# Records shown
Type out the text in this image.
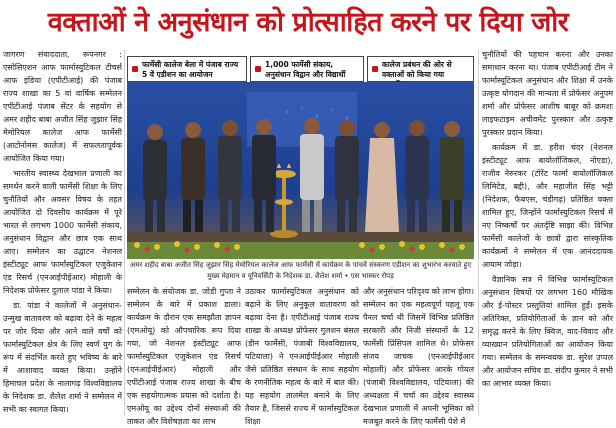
वक्ताओं ने अनुसंधान को प्रोत्साहित करने पर दिया जोर

जागरण संवाददाता, रूपनगर : एसोसिएशन आफ फार्मास्युटिकल टीचर्स आफ इंडिया (एपीटीआई) की पंजाब राज्य शाखा का 5 वां वार्षिक सम्मेलन एपीटीआई पंजाब सेंटर के सहयोग से अमर शहीद बाबा अजीत सिंह जुझार सिंह मेमोरियल कालेज आफ फार्मेसी (आटोनोमस कालेज) में सफलतापूर्वक आयोजित किया गया।

भारतीय स्वास्थ्य देखभाल प्रणाली का समर्थन करने वाली फार्मेसी शिक्षा के लिए चुनौतियों और अवसर विषय के तहत आयोजित दो दिवसीय कार्यक्रम में पूरे भारत से लगभग 1000 फार्मेसी संकाय, अनुसंधान विद्वान और छात्र एक साथ आए। सम्मेलन का उद्घाटन नेशनल इंस्टीट्यूट आफ फार्मास्युटिकल एजुकेशन एंड रिसर्च (एनआईपीईआर) मोहाली के निदेशक प्रोफेसर दुलाल पांडा ने किया।

डा. पांडा ने कालेजों में अनुसंधान-उन्मुख वातावरण को बढ़ावा देने के महत्व पर जोर दिया और आने वाले वर्षों को फार्मास्युटिकल क्षेत्र के लिए स्वर्ण युग के रूप में संदर्भित करते हुए भविष्य के बारे में आशावाद व्यक्त किया। उन्होंने हिमाचल प्रदेश के नालागढ़ विश्वविद्यालय के निदेशक डा. शैलेश शर्मा ने सम्मेलन में सभी का स्वागत किया।

फार्मेसी कालेज बेला में पंजाब राज्य 5 वें एडीशन का आयोजन
1,000 फार्मेसी संकाय, अनुसंधान विद्वान और विद्यार्थी
कालेज प्रबंधन की ओर से वक्ताओं को किया गया
अमर शहीद बाबा अजीत सिंह जुझार सिंह मेमोरियल कालेज आफ फार्मेसी में कार्यक्रम के पांचवें संस्करण एडीशन का शुभारंभ करवाते हुए मुख्य मेहमान व यूनिवर्सिटी के निदेशक डा. शैलेश शर्मा • एस भास्कर रोपड़

सम्मेलन के संयोजक डा. जोडी गुप्ता ने सम्मेलन के बारे में प्रकाश डाला। कार्यक्रम के दौरान एक समझौता ज्ञापन (एमओयू) को औपचारिक रूप दिया गया, जो नेशनल इंस्टीट्यूट आफ फार्मास्युटिकल एजुकेशन एंड रिसर्च (एनआईपीईआर) मोहाली और एपीटीआई पंजाब राज्य शाखा के बीच एक सहयोगात्मक प्रयास को दर्शाता है। एमओयू का उद्देश्य दोनों संस्थाओं की ताकत और विशेषज्ञता का लाभ

उठाकर फार्मास्युटिकल अनुसंधान को बढ़ाने के लिए अनुकूल वातावरण को बढ़ावा देना है। एपीटीआई पंजाब राज्य शाखा के अध्यक्ष प्रोफेसर गुलशन बंसल (डीन फार्मेसी, पंजाबी विश्वविद्यालय, पटियाला) ने एनआईपीईआर मोहाली जैसे प्रतिष्ठित संस्थान के साथ सहयोग के रणनीतिक महत्व के बारे में बात की। यह सहयोग तालमेल बनाने के लिए तैयार है, जिससे राज्य में फार्मास्युटिकल शिक्षा

और अनुसंधान परिदृश्य को लाभ होगा। सम्मेलन का एक महत्वपूर्ण पहलू एक पैनल चर्चा थी जिसमें विभिन्न प्रतिष्ठित सरकारी और निजी संस्थानों के 12 फार्मेसी प्रिंसिपल शामिल थे। प्रोफेसर संजय जाचक (एनआईपीईआर मोहाली) और प्रोफेसर आरके गोयल (पंजाबी विश्वविद्यालय, पटियाला) की अध्यक्षता में चर्चा का उद्देश्य स्वास्थ्य देखभाल प्रणाली में अपनी भूमिका को मजबूत करने के लिए फार्मेसी पेशे में

चुनौतियों की पहचान करना और उनका समाधान करना था। पंजाब एपीटीआई टीम ने फार्मास्यूटिकल अनुसंधान और शिक्षा में उनके उत्कृष्ट योगदान की मान्यता में प्रोफेसर अनुपम शर्मा और प्रोफेसर आशीष बाबूर को क्रमशः लाइफटाइम अचीवमेंट पुरस्कार और उत्कृष्ट पुरस्कार प्रदान किया।

कार्यक्रम में डा. हरीश चंदर (नेशनल इंस्टीट्यूट आफ बायोलॉजिकल, नोएडा), राजीव नेरुरकर (टोरेंट फार्मा बायोलॉजिकल लिमिटेड, बद्दी), और महाजीत सिंह भट्टी (निदेशक, फैबएस, चंडीगढ़) प्रतिष्ठित वक्ता शामिल हुए, जिन्होंने फार्मास्युटिकल रिसर्च में नए निष्कर्षों पर अंतर्दृष्टि साझा की। विभिन्न फार्मेसी कालेजों के छात्रों द्वारा सांस्कृतिक कार्यक्रमों ने सम्मेलन में एक आनंददायक आयाम जोड़ा।

वैज्ञानिक सत्र में विभिन्न फार्मास्युटिकल अनुसंधान विषयों पर लगभग 160 मौखिक और ई-पोस्टर प्रस्तुतियां शामिल हुईं। इसके अतिरिक्त, प्रतियोगिताओं के ज्ञान को और समृद्ध करने के लिए क्विज, वाद-विवाद और व्याख्यान प्रतियोगिताओं का आयोजन किया गया। सम्मेलन के समन्वयक डा. सुरेश उप्पल और आयोजन सचिव डा. संदीप कुमार ने सभी का आभार व्यक्त किया।
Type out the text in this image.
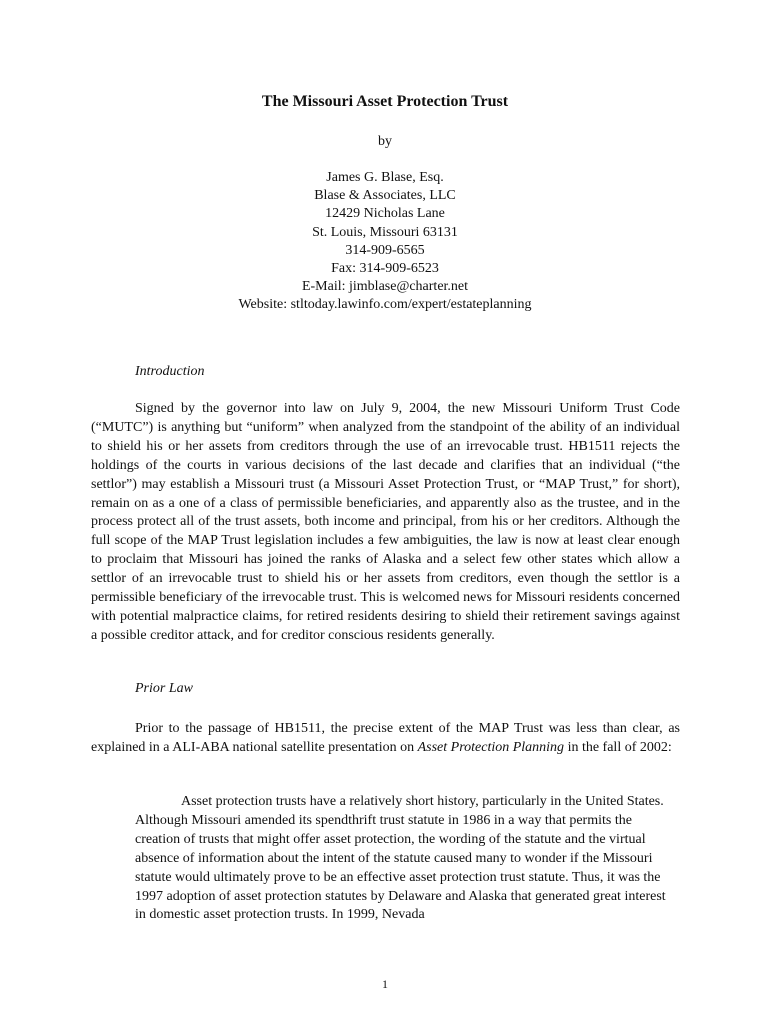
The Missouri Asset Protection Trust
by
James G. Blase, Esq.
Blase & Associates, LLC
12429 Nicholas Lane
St. Louis, Missouri 63131
314-909-6565
Fax: 314-909-6523
E-Mail: jimblase@charter.net
Website: stltoday.lawinfo.com/expert/estateplanning
Introduction
Signed by the governor into law on July 9, 2004, the new Missouri Uniform Trust Code (“MUTC”) is anything but “uniform” when analyzed from the standpoint of the ability of an individual to shield his or her assets from creditors through the use of an irrevocable trust. HB1511 rejects the holdings of the courts in various decisions of the last decade and clarifies that an individual (“the settlor”) may establish a Missouri trust (a Missouri Asset Protection Trust, or “MAP Trust,” for short), remain on as a one of a class of permissible beneficiaries, and apparently also as the trustee, and in the process protect all of the trust assets, both income and principal, from his or her creditors. Although the full scope of the MAP Trust legislation includes a few ambiguities, the law is now at least clear enough to proclaim that Missouri has joined the ranks of Alaska and a select few other states which allow a settlor of an irrevocable trust to shield his or her assets from creditors, even though the settlor is a permissible beneficiary of the irrevocable trust. This is welcomed news for Missouri residents concerned with potential malpractice claims, for retired residents desiring to shield their retirement savings against a possible creditor attack, and for creditor conscious residents generally.
Prior Law
Prior to the passage of HB1511, the precise extent of the MAP Trust was less than clear, as explained in a ALI-ABA national satellite presentation on Asset Protection Planning in the fall of 2002:
Asset protection trusts have a relatively short history, particularly in the United States. Although Missouri amended its spendthrift trust statute in 1986 in a way that permits the creation of trusts that might offer asset protection, the wording of the statute and the virtual absence of information about the intent of the statute caused many to wonder if the Missouri statute would ultimately prove to be an effective asset protection trust statute. Thus, it was the 1997 adoption of asset protection statutes by Delaware and Alaska that generated great interest in domestic asset protection trusts. In 1999, Nevada
1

# What the exercise asks
From the material above, copy everything exactly but the pictures.

# Task output
Type out the text in this image.
वक्ताओं ने अनुसंधान को प्रोत्साहित करने पर दिया जोर

जागरण संवाददाता, रूपनगर : एसोसिएशन आफ फार्मास्युटिकल टीचर्स आफ इंडिया (एपीटीआई) की पंजाब राज्य शाखा का 5 वां वार्षिक सम्मेलन एपीटीआई पंजाब सेंटर के सहयोग से अमर शहीद बाबा अजीत सिंह जुझार सिंह मेमोरियल कालेज आफ फार्मेसी (आटोनोमस कालेज) में सफलतापूर्वक आयोजित किया गया।

भारतीय स्वास्थ्य देखभाल प्रणाली का समर्थन करने वाली फार्मेसी शिक्षा के लिए चुनौतियों और अवसर विषय के तहत आयोजित दो दिवसीय कार्यक्रम में पूरे भारत से लगभग 1000 फार्मेसी संकाय, अनुसंधान विद्वान और छात्र एक साथ आए। सम्मेलन का उद्घाटन नेशनल इंस्टीट्यूट आफ फार्मास्युटिकल एजुकेशन एंड रिसर्च (एनआईपीईआर) मोहाली के निदेशक प्रोफेसर दुलाल पांडा ने किया।

डा. पांडा ने कालेजों में अनुसंधान-उन्मुख वातावरण को बढ़ावा देने के महत्व पर जोर दिया और आने वाले वर्षों को फार्मास्युटिकल क्षेत्र के लिए स्वर्ण युग के रूप में संदर्भित करते हुए भविष्य के बारे में आशावाद व्यक्त किया। उन्होंने हिमाचल प्रदेश के नालागढ़ विश्वविद्यालय के निदेशक डा. शैलेश शर्मा ने सम्मेलन में सभी का स्वागत किया।

फार्मेसी कालेज बेला में पंजाब राज्य 5 वें एडीशन का आयोजन
1,000 फार्मेसी संकाय, अनुसंधान विद्वान और विद्यार्थी
कालेज प्रबंधन की ओर से वक्ताओं को किया गया
अमर शहीद बाबा अजीत सिंह जुझार सिंह मेमोरियल कालेज आफ फार्मेसी में कार्यक्रम के पांचवें संस्करण एडीशन का शुभारंभ करवाते हुए मुख्य मेहमान व यूनिवर्सिटी के निदेशक डा. शैलेश शर्मा • एस भास्कर रोपड़

सम्मेलन के संयोजक डा. जोडी गुप्ता ने सम्मेलन के बारे में प्रकाश डाला। कार्यक्रम के दौरान एक समझौता ज्ञापन (एमओयू) को औपचारिक रूप दिया गया, जो नेशनल इंस्टीट्यूट आफ फार्मास्युटिकल एजुकेशन एंड रिसर्च (एनआईपीईआर) मोहाली और एपीटीआई पंजाब राज्य शाखा के बीच एक सहयोगात्मक प्रयास को दर्शाता है। एमओयू का उद्देश्य दोनों संस्थाओं की ताकत और विशेषज्ञता का लाभ

उठाकर फार्मास्युटिकल अनुसंधान को बढ़ाने के लिए अनुकूल वातावरण को बढ़ावा देना है। एपीटीआई पंजाब राज्य शाखा के अध्यक्ष प्रोफेसर गुलशन बंसल (डीन फार्मेसी, पंजाबी विश्वविद्यालय, पटियाला) ने एनआईपीईआर मोहाली जैसे प्रतिष्ठित संस्थान के साथ सहयोग के रणनीतिक महत्व के बारे में बात की। यह सहयोग तालमेल बनाने के लिए तैयार है, जिससे राज्य में फार्मास्युटिकल शिक्षा

और अनुसंधान परिदृश्य को लाभ होगा। सम्मेलन का एक महत्वपूर्ण पहलू एक पैनल चर्चा थी जिसमें विभिन्न प्रतिष्ठित सरकारी और निजी संस्थानों के 12 फार्मेसी प्रिंसिपल शामिल थे। प्रोफेसर संजय जाचक (एनआईपीईआर मोहाली) और प्रोफेसर आरके गोयल (पंजाबी विश्वविद्यालय, पटियाला) की अध्यक्षता में चर्चा का उद्देश्य स्वास्थ्य देखभाल प्रणाली में अपनी भूमिका को मजबूत करने के लिए फार्मेसी पेशे में

चुनौतियों की पहचान करना और उनका समाधान करना था। पंजाब एपीटीआई टीम ने फार्मास्यूटिकल अनुसंधान और शिक्षा में उनके उत्कृष्ट योगदान की मान्यता में प्रोफेसर अनुपम शर्मा और प्रोफेसर आशीष बाबूर को क्रमशः लाइफटाइम अचीवमेंट पुरस्कार और उत्कृष्ट पुरस्कार प्रदान किया।

कार्यक्रम में डा. हरीश चंदर (नेशनल इंस्टीट्यूट आफ बायोलॉजिकल, नोएडा), राजीव नेरुरकर (टोरेंट फार्मा बायोलॉजिकल लिमिटेड, बद्दी), और महाजीत सिंह भट्टी (निदेशक, फैबएस, चंडीगढ़) प्रतिष्ठित वक्ता शामिल हुए, जिन्होंने फार्मास्युटिकल रिसर्च में नए निष्कर्षों पर अंतर्दृष्टि साझा की। विभिन्न फार्मेसी कालेजों के छात्रों द्वारा सांस्कृतिक कार्यक्रमों ने सम्मेलन में एक आनंददायक आयाम जोड़ा।

वैज्ञानिक सत्र में विभिन्न फार्मास्युटिकल अनुसंधान विषयों पर लगभग 160 मौखिक और ई-पोस्टर प्रस्तुतियां शामिल हुईं। इसके अतिरिक्त, प्रतियोगिताओं के ज्ञान को और समृद्ध करने के लिए क्विज, वाद-विवाद और व्याख्यान प्रतियोगिताओं का आयोजन किया गया। सम्मेलन के समन्वयक डा. सुरेश उप्पल और आयोजन सचिव डा. संदीप कुमार ने सभी का आभार व्यक्त किया।
Type out the text in this image.
The Missouri Asset Protection Trust
by
James G. Blase, Esq.
Blase & Associates, LLC
12429 Nicholas Lane
St. Louis, Missouri 63131
314-909-6565
Fax: 314-909-6523
E-Mail: jimblase@charter.net
Website: stltoday.lawinfo.com/expert/estateplanning
Introduction
Signed by the governor into law on July 9, 2004, the new Missouri Uniform Trust Code (“MUTC”) is anything but “uniform” when analyzed from the standpoint of the ability of an individual to shield his or her assets from creditors through the use of an irrevocable trust. HB1511 rejects the holdings of the courts in various decisions of the last decade and clarifies that an individual (“the settlor”) may establish a Missouri trust (a Missouri Asset Protection Trust, or “MAP Trust,” for short), remain on as a one of a class of permissible beneficiaries, and apparently also as the trustee, and in the process protect all of the trust assets, both income and principal, from his or her creditors. Although the full scope of the MAP Trust legislation includes a few ambiguities, the law is now at least clear enough to proclaim that Missouri has joined the ranks of Alaska and a select few other states which allow a settlor of an irrevocable trust to shield his or her assets from creditors, even though the settlor is a permissible beneficiary of the irrevocable trust. This is welcomed news for Missouri residents concerned with potential malpractice claims, for retired residents desiring to shield their retirement savings against a possible creditor attack, and for creditor conscious residents generally.
Prior Law
Prior to the passage of HB1511, the precise extent of the MAP Trust was less than clear, as explained in a ALI-ABA national satellite presentation on Asset Protection Planning in the fall of 2002:
Asset protection trusts have a relatively short history, particularly in the United States. Although Missouri amended its spendthrift trust statute in 1986 in a way that permits the creation of trusts that might offer asset protection, the wording of the statute and the virtual absence of information about the intent of the statute caused many to wonder if the Missouri statute would ultimately prove to be an effective asset protection trust statute. Thus, it was the 1997 adoption of asset protection statutes by Delaware and Alaska that generated great interest in domestic asset protection trusts. In 1999, Nevada
1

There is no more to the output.